What the task asks -> How many of the lines below hold the word "background"? Answer only with the number.
--- begin ---
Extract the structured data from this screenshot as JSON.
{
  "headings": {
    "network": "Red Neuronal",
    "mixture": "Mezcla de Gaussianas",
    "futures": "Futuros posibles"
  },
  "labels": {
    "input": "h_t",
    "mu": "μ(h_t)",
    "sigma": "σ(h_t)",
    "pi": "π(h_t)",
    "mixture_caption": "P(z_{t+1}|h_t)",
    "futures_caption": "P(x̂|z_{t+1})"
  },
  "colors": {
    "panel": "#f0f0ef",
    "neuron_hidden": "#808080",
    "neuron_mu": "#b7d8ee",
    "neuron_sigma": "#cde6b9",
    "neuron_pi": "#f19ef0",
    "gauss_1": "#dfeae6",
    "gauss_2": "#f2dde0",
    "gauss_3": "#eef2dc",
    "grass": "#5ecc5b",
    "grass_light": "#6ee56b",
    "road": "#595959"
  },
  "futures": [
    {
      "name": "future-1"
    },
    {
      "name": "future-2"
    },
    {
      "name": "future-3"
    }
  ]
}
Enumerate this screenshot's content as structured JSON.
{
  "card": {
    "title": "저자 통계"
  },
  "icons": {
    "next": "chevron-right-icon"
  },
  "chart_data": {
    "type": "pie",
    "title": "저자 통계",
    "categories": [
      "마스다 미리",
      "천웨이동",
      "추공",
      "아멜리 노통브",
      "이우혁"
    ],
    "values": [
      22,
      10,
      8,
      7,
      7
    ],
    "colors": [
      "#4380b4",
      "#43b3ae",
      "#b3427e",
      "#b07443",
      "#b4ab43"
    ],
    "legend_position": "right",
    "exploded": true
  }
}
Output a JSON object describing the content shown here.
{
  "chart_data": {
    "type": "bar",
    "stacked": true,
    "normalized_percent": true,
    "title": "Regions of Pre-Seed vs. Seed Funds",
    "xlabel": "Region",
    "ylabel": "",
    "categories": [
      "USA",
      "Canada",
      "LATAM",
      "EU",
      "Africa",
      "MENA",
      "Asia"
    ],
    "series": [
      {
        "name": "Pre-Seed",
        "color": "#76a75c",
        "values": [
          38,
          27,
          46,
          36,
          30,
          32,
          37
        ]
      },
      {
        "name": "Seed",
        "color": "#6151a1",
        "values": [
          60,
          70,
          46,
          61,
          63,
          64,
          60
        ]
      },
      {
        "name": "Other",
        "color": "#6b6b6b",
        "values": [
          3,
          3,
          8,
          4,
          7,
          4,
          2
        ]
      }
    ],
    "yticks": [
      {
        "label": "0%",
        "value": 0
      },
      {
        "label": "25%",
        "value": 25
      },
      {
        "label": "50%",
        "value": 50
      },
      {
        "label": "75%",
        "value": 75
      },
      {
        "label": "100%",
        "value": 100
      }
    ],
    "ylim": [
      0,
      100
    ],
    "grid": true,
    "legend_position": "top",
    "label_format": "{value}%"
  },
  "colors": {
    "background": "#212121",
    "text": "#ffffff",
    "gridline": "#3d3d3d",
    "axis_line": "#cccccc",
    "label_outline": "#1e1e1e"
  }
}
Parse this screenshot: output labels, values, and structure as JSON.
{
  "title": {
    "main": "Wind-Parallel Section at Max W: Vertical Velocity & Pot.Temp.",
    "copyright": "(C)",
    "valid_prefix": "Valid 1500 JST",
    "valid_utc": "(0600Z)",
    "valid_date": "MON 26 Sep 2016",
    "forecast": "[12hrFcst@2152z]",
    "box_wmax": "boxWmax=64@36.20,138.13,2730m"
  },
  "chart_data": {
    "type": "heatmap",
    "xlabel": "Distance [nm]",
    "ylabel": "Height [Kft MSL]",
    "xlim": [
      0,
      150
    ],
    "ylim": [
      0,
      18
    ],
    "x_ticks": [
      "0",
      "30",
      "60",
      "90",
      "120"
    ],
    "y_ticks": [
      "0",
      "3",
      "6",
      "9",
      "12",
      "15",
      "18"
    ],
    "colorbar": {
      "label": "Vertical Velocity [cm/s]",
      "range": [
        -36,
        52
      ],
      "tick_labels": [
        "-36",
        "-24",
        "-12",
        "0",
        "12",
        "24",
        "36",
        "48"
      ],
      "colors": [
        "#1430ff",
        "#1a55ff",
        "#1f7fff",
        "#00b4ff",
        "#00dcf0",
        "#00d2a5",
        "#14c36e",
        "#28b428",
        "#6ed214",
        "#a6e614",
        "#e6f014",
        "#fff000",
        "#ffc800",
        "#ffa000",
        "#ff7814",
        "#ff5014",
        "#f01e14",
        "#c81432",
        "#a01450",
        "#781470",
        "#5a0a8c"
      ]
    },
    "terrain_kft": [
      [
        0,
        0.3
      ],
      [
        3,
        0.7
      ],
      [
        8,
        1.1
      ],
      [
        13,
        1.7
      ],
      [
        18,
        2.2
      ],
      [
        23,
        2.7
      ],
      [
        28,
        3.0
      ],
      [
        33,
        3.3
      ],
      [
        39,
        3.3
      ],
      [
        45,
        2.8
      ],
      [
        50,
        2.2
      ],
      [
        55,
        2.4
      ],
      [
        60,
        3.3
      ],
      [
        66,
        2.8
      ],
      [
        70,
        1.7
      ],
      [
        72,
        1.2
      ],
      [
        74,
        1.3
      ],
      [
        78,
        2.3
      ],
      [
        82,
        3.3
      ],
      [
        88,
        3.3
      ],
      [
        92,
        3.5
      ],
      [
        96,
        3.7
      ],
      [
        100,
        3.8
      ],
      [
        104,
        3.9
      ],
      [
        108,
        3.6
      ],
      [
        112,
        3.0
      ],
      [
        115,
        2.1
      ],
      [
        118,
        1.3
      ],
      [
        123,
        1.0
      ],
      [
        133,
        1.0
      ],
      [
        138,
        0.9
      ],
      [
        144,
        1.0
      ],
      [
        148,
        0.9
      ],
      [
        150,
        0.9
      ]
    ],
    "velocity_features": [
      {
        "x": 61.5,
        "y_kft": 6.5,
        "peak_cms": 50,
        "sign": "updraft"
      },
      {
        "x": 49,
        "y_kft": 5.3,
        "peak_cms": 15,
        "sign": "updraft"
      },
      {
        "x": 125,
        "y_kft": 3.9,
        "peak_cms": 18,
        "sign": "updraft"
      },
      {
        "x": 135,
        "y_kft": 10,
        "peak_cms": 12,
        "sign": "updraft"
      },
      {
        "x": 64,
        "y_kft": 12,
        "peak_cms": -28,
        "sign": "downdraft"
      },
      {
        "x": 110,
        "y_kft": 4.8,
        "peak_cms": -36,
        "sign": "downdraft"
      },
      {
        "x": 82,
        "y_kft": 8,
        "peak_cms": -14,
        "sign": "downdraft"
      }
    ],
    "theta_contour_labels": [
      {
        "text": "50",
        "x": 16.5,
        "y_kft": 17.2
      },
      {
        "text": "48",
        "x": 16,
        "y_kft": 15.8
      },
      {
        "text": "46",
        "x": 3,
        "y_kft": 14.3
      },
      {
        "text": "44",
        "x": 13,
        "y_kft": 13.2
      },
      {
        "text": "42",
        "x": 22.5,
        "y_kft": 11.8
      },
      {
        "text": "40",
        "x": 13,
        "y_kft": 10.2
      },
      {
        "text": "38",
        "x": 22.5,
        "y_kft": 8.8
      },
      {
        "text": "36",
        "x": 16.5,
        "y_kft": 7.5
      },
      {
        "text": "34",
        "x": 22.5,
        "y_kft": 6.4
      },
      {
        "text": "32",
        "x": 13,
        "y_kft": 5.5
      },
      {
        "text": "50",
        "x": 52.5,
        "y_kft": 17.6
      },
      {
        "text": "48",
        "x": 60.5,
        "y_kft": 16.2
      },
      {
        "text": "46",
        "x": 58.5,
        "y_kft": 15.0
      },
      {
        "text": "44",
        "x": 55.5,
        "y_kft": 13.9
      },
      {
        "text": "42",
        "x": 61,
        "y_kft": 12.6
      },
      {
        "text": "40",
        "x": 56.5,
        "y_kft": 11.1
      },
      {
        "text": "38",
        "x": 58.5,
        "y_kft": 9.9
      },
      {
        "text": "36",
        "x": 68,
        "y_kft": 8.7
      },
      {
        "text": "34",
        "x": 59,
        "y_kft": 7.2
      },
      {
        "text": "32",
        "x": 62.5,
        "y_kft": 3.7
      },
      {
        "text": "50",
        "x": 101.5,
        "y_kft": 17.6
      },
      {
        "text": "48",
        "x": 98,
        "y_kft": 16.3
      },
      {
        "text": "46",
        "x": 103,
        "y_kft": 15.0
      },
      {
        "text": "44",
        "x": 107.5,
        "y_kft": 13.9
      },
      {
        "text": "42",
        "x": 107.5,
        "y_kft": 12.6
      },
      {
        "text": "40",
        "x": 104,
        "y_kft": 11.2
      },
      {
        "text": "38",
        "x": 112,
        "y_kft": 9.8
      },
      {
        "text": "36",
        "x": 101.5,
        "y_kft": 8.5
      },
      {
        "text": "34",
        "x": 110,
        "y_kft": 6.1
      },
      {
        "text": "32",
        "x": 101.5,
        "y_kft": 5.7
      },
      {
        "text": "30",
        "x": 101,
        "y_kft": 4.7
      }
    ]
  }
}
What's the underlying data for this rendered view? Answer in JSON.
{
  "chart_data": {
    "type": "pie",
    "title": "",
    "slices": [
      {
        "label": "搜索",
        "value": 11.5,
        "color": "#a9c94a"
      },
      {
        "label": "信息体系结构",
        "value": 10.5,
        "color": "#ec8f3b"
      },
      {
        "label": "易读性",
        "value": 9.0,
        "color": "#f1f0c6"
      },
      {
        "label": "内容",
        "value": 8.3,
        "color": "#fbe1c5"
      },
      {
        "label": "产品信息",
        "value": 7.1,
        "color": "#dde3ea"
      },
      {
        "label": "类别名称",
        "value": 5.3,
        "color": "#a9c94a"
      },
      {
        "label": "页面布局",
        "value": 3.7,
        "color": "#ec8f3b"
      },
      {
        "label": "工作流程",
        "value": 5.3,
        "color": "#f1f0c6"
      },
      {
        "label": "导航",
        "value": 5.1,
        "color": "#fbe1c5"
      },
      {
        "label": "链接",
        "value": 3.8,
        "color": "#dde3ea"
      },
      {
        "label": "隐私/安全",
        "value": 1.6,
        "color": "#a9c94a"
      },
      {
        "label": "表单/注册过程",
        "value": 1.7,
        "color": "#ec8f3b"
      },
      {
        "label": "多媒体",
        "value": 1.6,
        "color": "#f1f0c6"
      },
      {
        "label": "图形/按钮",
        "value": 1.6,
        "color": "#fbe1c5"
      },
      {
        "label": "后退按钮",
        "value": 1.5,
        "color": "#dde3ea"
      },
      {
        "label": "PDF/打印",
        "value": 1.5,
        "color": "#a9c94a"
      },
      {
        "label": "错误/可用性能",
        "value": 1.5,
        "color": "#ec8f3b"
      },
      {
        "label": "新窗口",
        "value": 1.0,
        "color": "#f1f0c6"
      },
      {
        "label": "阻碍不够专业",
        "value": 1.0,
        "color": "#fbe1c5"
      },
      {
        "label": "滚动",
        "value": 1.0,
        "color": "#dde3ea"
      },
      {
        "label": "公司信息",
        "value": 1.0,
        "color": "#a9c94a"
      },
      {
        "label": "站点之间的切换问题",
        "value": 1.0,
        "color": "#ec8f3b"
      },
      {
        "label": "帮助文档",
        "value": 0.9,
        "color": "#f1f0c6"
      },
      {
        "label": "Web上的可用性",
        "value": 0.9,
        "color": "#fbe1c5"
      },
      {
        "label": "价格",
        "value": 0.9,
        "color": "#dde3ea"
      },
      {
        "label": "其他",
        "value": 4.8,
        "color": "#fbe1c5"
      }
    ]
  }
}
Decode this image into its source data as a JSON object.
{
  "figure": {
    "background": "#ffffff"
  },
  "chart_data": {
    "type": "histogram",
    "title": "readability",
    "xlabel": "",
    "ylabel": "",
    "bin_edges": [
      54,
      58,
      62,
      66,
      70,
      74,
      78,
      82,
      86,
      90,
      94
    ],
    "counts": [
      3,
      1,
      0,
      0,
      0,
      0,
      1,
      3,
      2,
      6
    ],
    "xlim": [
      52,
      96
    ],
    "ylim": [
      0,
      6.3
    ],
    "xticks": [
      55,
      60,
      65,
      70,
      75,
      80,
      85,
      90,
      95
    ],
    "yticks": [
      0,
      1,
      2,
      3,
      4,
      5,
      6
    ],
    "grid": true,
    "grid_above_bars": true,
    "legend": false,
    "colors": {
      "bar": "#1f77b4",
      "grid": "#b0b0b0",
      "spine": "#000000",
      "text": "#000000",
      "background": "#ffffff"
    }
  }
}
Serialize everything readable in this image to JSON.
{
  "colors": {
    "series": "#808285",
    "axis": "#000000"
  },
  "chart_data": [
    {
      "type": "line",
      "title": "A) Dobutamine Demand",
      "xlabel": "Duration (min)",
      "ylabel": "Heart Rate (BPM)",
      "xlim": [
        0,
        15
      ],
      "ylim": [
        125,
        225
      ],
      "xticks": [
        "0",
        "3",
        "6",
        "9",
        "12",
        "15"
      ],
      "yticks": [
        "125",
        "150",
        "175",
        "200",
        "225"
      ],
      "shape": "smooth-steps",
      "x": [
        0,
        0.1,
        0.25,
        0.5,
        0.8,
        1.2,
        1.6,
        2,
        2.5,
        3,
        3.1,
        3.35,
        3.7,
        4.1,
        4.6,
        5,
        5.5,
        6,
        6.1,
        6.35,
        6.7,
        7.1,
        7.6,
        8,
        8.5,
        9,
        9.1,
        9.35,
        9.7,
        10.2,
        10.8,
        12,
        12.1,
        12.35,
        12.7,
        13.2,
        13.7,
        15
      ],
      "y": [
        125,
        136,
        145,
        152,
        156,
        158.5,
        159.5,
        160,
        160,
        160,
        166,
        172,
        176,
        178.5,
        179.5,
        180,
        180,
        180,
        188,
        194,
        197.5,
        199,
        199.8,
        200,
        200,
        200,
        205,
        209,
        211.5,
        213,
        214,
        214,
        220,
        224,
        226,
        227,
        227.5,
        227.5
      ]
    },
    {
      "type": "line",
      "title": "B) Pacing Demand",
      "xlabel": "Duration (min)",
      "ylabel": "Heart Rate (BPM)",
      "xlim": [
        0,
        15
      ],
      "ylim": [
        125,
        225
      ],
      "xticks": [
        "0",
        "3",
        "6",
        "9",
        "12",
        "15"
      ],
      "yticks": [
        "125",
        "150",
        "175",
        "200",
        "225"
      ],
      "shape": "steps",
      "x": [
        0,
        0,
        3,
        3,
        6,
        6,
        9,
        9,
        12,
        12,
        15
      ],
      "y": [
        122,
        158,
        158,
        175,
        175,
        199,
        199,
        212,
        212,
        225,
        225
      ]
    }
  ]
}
--- end ---
Solution -> 3